*Task statement*. Check each line of the material. Copy those containing "электромагнитных".

/---

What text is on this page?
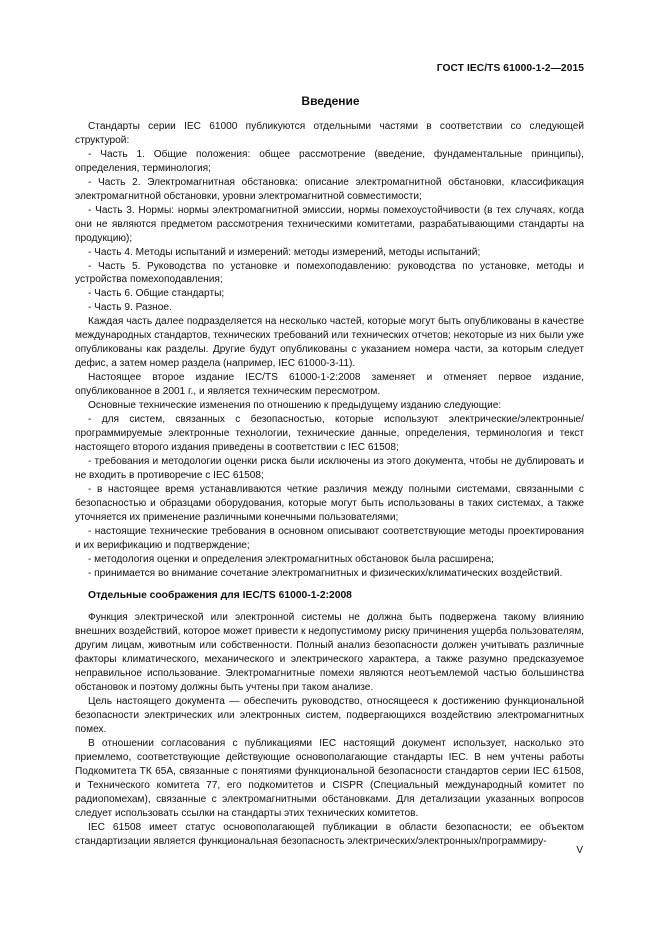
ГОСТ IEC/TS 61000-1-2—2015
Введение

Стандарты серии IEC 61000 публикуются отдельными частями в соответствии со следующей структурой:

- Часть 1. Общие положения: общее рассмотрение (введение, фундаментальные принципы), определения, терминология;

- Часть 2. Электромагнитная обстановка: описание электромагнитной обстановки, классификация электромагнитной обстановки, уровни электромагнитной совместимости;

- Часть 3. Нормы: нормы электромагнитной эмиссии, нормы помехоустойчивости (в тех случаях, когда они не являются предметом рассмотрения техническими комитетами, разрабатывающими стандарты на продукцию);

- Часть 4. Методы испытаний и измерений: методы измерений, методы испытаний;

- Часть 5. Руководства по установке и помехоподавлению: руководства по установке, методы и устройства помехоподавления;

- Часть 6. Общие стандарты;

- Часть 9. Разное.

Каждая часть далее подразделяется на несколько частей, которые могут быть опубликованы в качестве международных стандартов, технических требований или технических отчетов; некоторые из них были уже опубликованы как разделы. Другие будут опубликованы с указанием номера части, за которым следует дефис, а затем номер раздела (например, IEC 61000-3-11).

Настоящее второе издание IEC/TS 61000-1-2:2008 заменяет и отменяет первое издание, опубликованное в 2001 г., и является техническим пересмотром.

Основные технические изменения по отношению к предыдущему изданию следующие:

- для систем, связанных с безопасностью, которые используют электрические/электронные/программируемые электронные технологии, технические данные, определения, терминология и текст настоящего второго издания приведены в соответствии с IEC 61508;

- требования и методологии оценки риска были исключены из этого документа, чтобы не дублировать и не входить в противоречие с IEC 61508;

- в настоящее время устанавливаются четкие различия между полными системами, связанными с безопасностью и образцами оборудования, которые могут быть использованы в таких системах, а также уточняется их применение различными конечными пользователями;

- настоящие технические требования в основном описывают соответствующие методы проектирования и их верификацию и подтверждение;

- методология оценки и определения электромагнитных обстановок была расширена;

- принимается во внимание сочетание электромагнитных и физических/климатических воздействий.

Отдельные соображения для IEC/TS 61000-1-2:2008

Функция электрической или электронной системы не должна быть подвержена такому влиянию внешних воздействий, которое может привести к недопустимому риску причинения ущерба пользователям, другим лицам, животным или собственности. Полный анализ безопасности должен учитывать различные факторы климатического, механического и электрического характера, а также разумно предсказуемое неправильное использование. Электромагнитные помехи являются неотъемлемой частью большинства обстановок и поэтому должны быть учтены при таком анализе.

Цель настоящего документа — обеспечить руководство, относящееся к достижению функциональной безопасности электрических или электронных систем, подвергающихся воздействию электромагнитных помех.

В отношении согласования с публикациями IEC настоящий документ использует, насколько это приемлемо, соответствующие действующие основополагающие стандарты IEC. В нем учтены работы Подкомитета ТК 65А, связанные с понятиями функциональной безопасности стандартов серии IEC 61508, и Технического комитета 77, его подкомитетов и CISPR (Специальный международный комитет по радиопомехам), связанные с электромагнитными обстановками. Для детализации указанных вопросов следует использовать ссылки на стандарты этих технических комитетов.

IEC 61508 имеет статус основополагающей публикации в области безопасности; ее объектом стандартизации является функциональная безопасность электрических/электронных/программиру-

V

\---
/---

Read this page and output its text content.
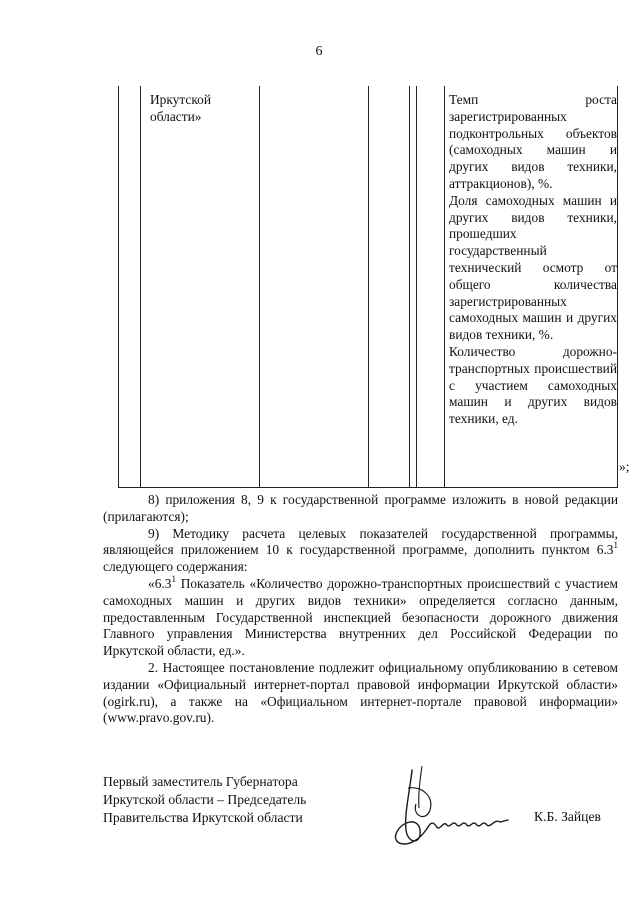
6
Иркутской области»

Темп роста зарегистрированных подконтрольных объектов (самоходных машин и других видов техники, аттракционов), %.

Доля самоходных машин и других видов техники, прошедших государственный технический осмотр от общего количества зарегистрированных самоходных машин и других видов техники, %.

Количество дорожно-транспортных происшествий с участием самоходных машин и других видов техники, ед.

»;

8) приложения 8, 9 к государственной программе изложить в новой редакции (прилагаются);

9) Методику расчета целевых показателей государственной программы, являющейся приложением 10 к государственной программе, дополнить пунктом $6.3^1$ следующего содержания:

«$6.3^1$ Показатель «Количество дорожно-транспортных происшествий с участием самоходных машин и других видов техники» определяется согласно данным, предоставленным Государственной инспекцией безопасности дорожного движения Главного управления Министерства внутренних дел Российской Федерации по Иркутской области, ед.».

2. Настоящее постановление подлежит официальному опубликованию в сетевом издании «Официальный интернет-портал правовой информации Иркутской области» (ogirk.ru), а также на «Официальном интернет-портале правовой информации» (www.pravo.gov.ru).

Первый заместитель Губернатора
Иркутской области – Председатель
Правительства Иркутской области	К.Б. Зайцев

\---
/---

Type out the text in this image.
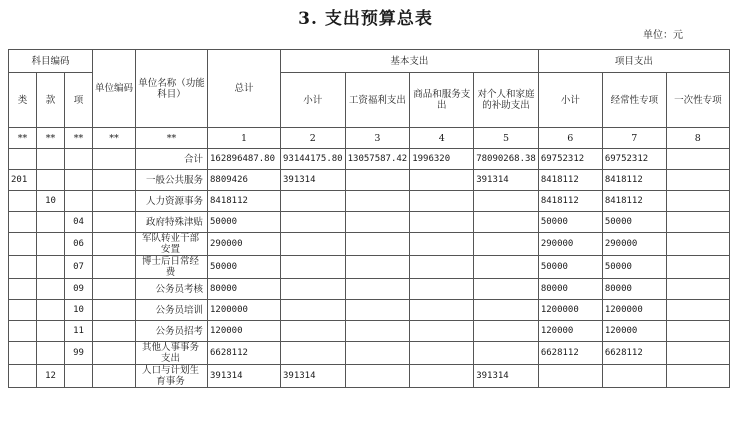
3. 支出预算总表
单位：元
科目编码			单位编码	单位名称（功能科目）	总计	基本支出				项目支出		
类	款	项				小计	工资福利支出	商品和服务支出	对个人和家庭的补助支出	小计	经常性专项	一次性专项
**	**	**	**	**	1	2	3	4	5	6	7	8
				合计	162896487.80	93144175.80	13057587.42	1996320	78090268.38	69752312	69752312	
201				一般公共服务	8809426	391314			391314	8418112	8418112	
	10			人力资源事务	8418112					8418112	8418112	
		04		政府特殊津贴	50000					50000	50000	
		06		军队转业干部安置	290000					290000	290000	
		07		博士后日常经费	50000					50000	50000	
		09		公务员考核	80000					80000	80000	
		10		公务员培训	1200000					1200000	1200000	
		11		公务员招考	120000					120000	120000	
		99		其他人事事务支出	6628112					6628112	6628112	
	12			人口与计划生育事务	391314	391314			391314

\---

*Written response*.
- методология оценки и определения электромагнитных обстановок была расширена;
- принимается во внимание сочетание электромагнитных и физических/климатических воздействий.
Цель настоящего документа — обеспечить руководство, относящееся к достижению функциональной безопасности электрических или электронных систем, подвергающихся воздействию электромагнитных помех.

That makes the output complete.